--- Begin Exercise materials ---

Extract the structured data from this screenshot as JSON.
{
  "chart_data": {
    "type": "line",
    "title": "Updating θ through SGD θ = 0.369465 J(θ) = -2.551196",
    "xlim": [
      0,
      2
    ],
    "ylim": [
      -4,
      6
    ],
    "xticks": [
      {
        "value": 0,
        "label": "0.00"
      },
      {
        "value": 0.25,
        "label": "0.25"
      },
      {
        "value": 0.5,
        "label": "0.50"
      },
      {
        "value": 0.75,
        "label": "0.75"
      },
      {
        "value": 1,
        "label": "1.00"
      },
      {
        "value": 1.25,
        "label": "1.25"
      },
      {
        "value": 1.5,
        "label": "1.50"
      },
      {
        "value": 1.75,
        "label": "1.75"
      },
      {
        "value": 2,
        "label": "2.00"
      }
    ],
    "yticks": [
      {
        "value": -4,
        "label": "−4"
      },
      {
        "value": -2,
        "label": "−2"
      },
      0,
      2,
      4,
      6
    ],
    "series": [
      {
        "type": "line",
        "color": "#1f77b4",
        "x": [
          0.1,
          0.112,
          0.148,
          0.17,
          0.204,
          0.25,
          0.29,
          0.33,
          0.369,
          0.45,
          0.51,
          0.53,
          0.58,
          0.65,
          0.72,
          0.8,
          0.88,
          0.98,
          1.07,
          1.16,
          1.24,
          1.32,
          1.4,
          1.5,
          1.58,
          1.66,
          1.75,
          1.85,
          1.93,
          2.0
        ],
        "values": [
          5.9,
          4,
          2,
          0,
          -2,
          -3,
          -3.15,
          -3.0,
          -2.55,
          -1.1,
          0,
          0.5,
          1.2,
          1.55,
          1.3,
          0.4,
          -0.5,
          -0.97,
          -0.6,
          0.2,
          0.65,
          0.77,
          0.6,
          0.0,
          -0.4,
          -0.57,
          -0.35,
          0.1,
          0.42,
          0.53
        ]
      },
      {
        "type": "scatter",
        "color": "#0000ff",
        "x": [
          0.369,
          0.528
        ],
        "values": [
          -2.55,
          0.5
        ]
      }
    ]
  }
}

--- End Exercise materials ---

> _Task directions_
Copy the material above verbatim.

> _Exercise result_
Extract the structured data from this screenshot as JSON.
{
  "chart_data": {
    "type": "line",
    "title": "Updating θ through SGD θ = 0.369465 J(θ) = -2.551196",
    "xlim": [
      0,
      2
    ],
    "ylim": [
      -4,
      6
    ],
    "xticks": [
      {
        "value": 0,
        "label": "0.00"
      },
      {
        "value": 0.25,
        "label": "0.25"
      },
      {
        "value": 0.5,
        "label": "0.50"
      },
      {
        "value": 0.75,
        "label": "0.75"
      },
      {
        "value": 1,
        "label": "1.00"
      },
      {
        "value": 1.25,
        "label": "1.25"
      },
      {
        "value": 1.5,
        "label": "1.50"
      },
      {
        "value": 1.75,
        "label": "1.75"
      },
      {
        "value": 2,
        "label": "2.00"
      }
    ],
    "yticks": [
      {
        "value": -4,
        "label": "−4"
      },
      {
        "value": -2,
        "label": "−2"
      },
      0,
      2,
      4,
      6
    ],
    "series": [
      {
        "type": "line",
        "color": "#1f77b4",
        "x": [
          0.1,
          0.112,
          0.148,
          0.17,
          0.204,
          0.25,
          0.29,
          0.33,
          0.369,
          0.45,
          0.51,
          0.53,
          0.58,
          0.65,
          0.72,
          0.8,
          0.88,
          0.98,
          1.07,
          1.16,
          1.24,
          1.32,
          1.4,
          1.5,
          1.58,
          1.66,
          1.75,
          1.85,
          1.93,
          2.0
        ],
        "values": [
          5.9,
          4,
          2,
          0,
          -2,
          -3,
          -3.15,
          -3.0,
          -2.55,
          -1.1,
          0,
          0.5,
          1.2,
          1.55,
          1.3,
          0.4,
          -0.5,
          -0.97,
          -0.6,
          0.2,
          0.65,
          0.77,
          0.6,
          0.0,
          -0.4,
          -0.57,
          -0.35,
          0.1,
          0.42,
          0.53
        ]
      },
      {
        "type": "scatter",
        "color": "#0000ff",
        "x": [
          0.369,
          0.528
        ],
        "values": [
          -2.55,
          0.5
        ]
      }
    ]
  }
}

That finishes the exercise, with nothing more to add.